Copy each line of the data below with the word "Number".

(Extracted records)
#####

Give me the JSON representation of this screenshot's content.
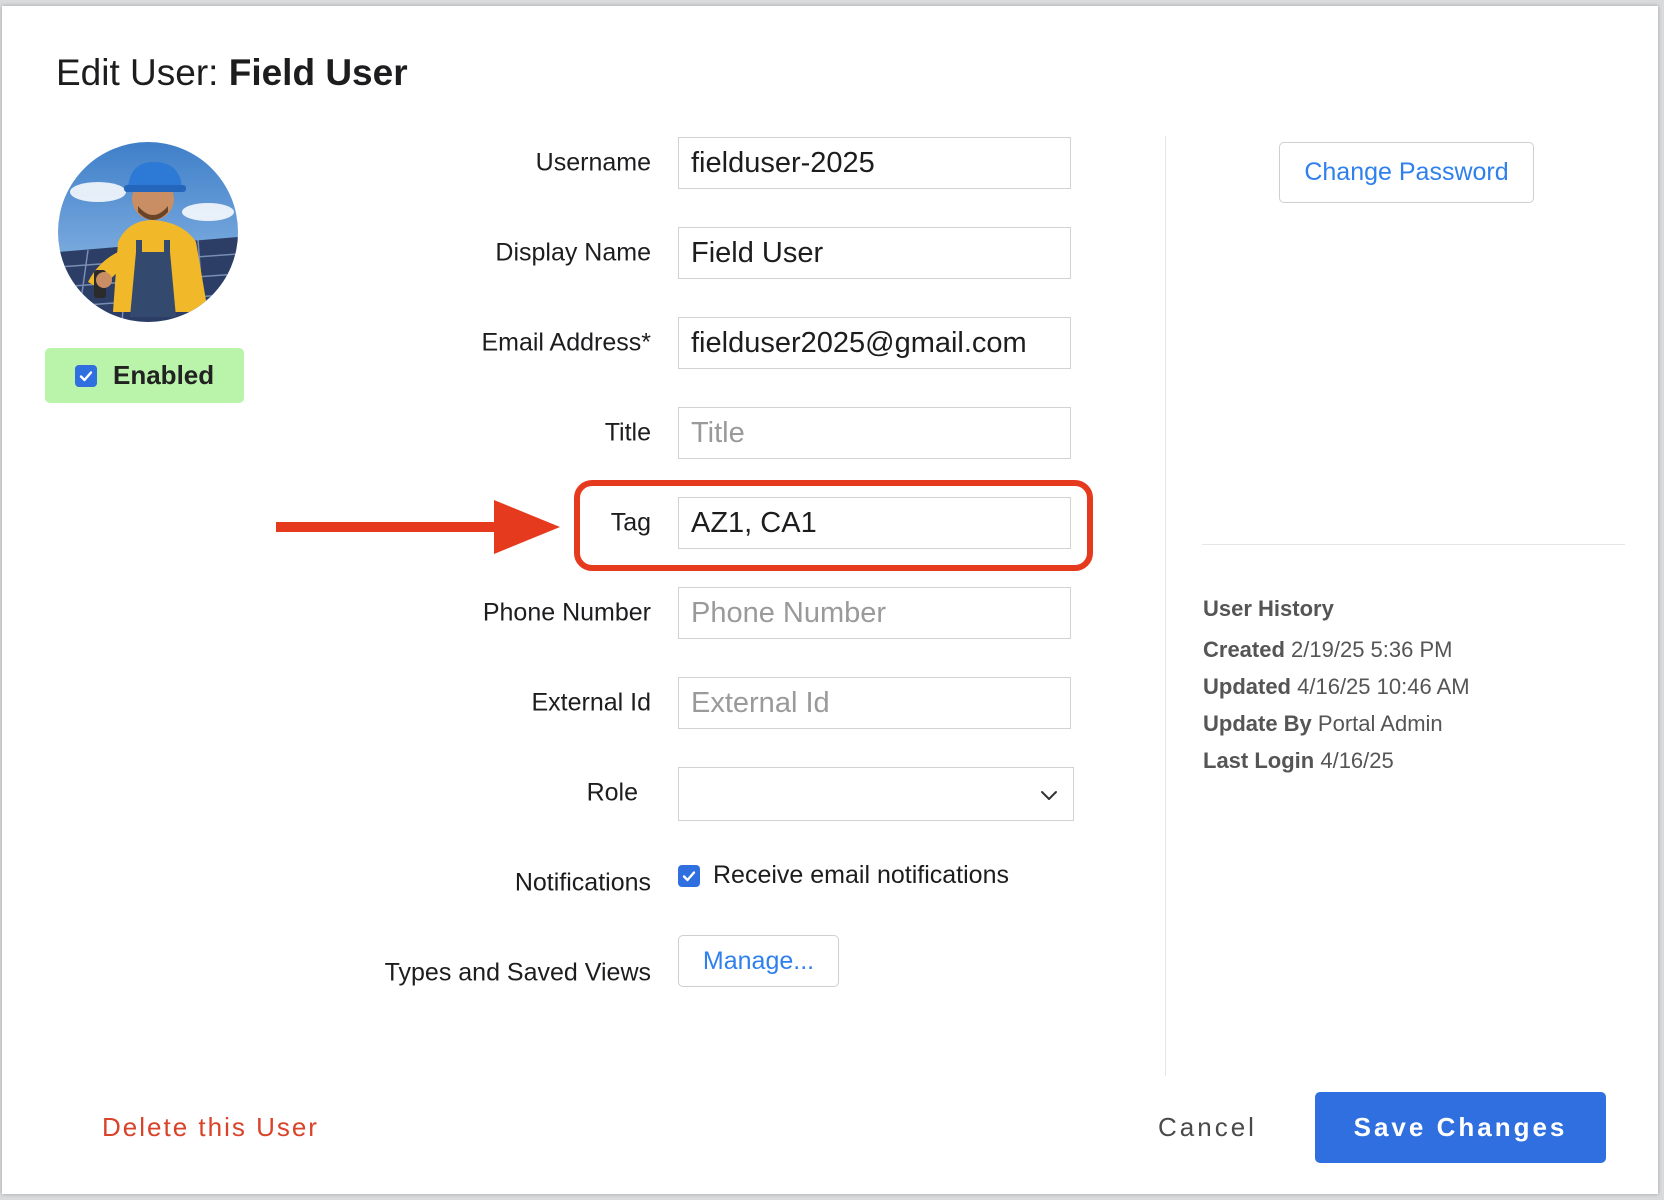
{
  "dialog": {
    "title_prefix": "Edit User:",
    "title_name": "Field User"
  },
  "profile": {
    "avatar_description": "avatar",
    "enabled_label": "Enabled",
    "enabled_checked": true
  },
  "form": {
    "username": {
      "label": "Username",
      "value": "fielduser-2025",
      "placeholder": ""
    },
    "display_name": {
      "label": "Display Name",
      "value": "Field User",
      "placeholder": ""
    },
    "email": {
      "label": "Email Address*",
      "value": "fielduser2025@gmail.com",
      "placeholder": ""
    },
    "title": {
      "label": "Title",
      "value": "",
      "placeholder": "Title"
    },
    "tag": {
      "label": "Tag",
      "value": "AZ1, CA1",
      "placeholder": ""
    },
    "phone": {
      "label": "Phone Number",
      "value": "",
      "placeholder": "Phone Number"
    },
    "external_id": {
      "label": "External Id",
      "value": "",
      "placeholder": "External Id"
    },
    "role": {
      "label": "Role",
      "value": ""
    },
    "notifications": {
      "label": "Notifications",
      "checkbox_label": "Receive email notifications",
      "checked": true
    },
    "types_views": {
      "label": "Types and Saved Views",
      "button_label": "Manage..."
    }
  },
  "side": {
    "change_password_label": "Change Password",
    "history_title": "User History",
    "history": [
      {
        "key": "Created",
        "value": "2/19/25 5:36 PM"
      },
      {
        "key": "Updated",
        "value": "4/16/25 10:46 AM"
      },
      {
        "key": "Update By",
        "value": "Portal Admin"
      },
      {
        "key": "Last Login",
        "value": "4/16/25"
      }
    ]
  },
  "footer": {
    "delete_label": "Delete this User",
    "cancel_label": "Cancel",
    "save_label": "Save Changes"
  },
  "colors": {
    "accent": "#2f6fdf",
    "link": "#2f80ed",
    "danger": "#d8432a",
    "enabled_bg": "#b9f4aa",
    "annotation": "#e63a1f"
  },
  "icons": {
    "checkbox": "checkmark-icon",
    "select": "chevron-down-icon",
    "annotation": "arrow-right-icon"
  }
}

#####

EXPECTED OUTPUT
      "label": "Phone Number",
      "placeholder": "Phone Number"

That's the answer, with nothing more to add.